:: Working data ::

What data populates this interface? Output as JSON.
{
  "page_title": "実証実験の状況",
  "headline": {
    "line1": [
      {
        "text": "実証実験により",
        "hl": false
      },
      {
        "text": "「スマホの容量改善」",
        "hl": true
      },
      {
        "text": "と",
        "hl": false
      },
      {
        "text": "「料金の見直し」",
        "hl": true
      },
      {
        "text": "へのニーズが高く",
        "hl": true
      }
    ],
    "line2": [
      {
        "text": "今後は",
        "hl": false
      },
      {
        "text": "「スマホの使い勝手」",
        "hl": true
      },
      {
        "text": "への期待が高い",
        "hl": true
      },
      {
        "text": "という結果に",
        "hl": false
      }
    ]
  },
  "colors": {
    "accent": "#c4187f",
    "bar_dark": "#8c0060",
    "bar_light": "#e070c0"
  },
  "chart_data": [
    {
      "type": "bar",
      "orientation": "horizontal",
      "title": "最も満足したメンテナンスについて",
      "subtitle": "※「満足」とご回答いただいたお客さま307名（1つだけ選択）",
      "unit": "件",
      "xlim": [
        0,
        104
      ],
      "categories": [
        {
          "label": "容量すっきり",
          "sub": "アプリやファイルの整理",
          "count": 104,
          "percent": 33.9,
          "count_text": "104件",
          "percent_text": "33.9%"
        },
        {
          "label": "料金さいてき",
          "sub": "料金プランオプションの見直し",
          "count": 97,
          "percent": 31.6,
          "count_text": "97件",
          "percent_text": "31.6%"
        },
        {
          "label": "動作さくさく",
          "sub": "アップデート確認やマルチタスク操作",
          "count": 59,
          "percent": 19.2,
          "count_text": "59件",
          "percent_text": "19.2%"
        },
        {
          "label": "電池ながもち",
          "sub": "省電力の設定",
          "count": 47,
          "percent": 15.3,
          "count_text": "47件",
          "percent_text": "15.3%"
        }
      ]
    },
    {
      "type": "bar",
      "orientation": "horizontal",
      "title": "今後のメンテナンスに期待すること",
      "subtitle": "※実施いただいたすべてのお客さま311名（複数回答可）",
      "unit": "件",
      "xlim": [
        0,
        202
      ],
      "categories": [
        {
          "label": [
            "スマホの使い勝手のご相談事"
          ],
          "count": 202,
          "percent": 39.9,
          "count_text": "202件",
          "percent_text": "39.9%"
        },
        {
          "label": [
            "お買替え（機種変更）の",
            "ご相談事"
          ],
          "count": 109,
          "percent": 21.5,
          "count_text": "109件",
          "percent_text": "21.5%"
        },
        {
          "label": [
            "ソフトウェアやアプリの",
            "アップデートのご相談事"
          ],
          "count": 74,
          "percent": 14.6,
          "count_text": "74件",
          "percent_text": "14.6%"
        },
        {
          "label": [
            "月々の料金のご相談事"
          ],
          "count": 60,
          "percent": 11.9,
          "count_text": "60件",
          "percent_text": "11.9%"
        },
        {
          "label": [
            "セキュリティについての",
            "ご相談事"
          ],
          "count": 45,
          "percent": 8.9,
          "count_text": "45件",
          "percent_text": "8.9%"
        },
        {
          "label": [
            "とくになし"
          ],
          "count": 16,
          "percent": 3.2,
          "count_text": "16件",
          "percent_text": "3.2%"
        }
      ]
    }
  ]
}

:::

Provide all the records again, word for word.

What data populates this interface? Output as JSON.
{
  "page_title": "実証実験の状況",
  "headline": {
    "line1": [
      {
        "text": "実証実験により",
        "hl": false
      },
      {
        "text": "「スマホの容量改善」",
        "hl": true
      },
      {
        "text": "と",
        "hl": false
      },
      {
        "text": "「料金の見直し」",
        "hl": true
      },
      {
        "text": "へのニーズが高く",
        "hl": true
      }
    ],
    "line2": [
      {
        "text": "今後は",
        "hl": false
      },
      {
        "text": "「スマホの使い勝手」",
        "hl": true
      },
      {
        "text": "への期待が高い",
        "hl": true
      },
      {
        "text": "という結果に",
        "hl": false
      }
    ]
  },
  "colors": {
    "accent": "#c4187f",
    "bar_dark": "#8c0060",
    "bar_light": "#e070c0"
  },
  "chart_data": [
    {
      "type": "bar",
      "orientation": "horizontal",
      "title": "最も満足したメンテナンスについて",
      "subtitle": "※「満足」とご回答いただいたお客さま307名（1つだけ選択）",
      "unit": "件",
      "xlim": [
        0,
        104
      ],
      "categories": [
        {
          "label": "容量すっきり",
          "sub": "アプリやファイルの整理",
          "count": 104,
          "percent": 33.9,
          "count_text": "104件",
          "percent_text": "33.9%"
        },
        {
          "label": "料金さいてき",
          "sub": "料金プランオプションの見直し",
          "count": 97,
          "percent": 31.6,
          "count_text": "97件",
          "percent_text": "31.6%"
        },
        {
          "label": "動作さくさく",
          "sub": "アップデート確認やマルチタスク操作",
          "count": 59,
          "percent": 19.2,
          "count_text": "59件",
          "percent_text": "19.2%"
        },
        {
          "label": "電池ながもち",
          "sub": "省電力の設定",
          "count": 47,
          "percent": 15.3,
          "count_text": "47件",
          "percent_text": "15.3%"
        }
      ]
    },
    {
      "type": "bar",
      "orientation": "horizontal",
      "title": "今後のメンテナンスに期待すること",
      "subtitle": "※実施いただいたすべてのお客さま311名（複数回答可）",
      "unit": "件",
      "xlim": [
        0,
        202
      ],
      "categories": [
        {
          "label": [
            "スマホの使い勝手のご相談事"
          ],
          "count": 202,
          "percent": 39.9,
          "count_text": "202件",
          "percent_text": "39.9%"
        },
        {
          "label": [
            "お買替え（機種変更）の",
            "ご相談事"
          ],
          "count": 109,
          "percent": 21.5,
          "count_text": "109件",
          "percent_text": "21.5%"
        },
        {
          "label": [
            "ソフトウェアやアプリの",
            "アップデートのご相談事"
          ],
          "count": 74,
          "percent": 14.6,
          "count_text": "74件",
          "percent_text": "14.6%"
        },
        {
          "label": [
            "月々の料金のご相談事"
          ],
          "count": 60,
          "percent": 11.9,
          "count_text": "60件",
          "percent_text": "11.9%"
        },
        {
          "label": [
            "セキュリティについての",
            "ご相談事"
          ],
          "count": 45,
          "percent": 8.9,
          "count_text": "45件",
          "percent_text": "8.9%"
        },
        {
          "label": [
            "とくになし"
          ],
          "count": 16,
          "percent": 3.2,
          "count_text": "16件",
          "percent_text": "3.2%"
        }
      ]
    }
  ]
}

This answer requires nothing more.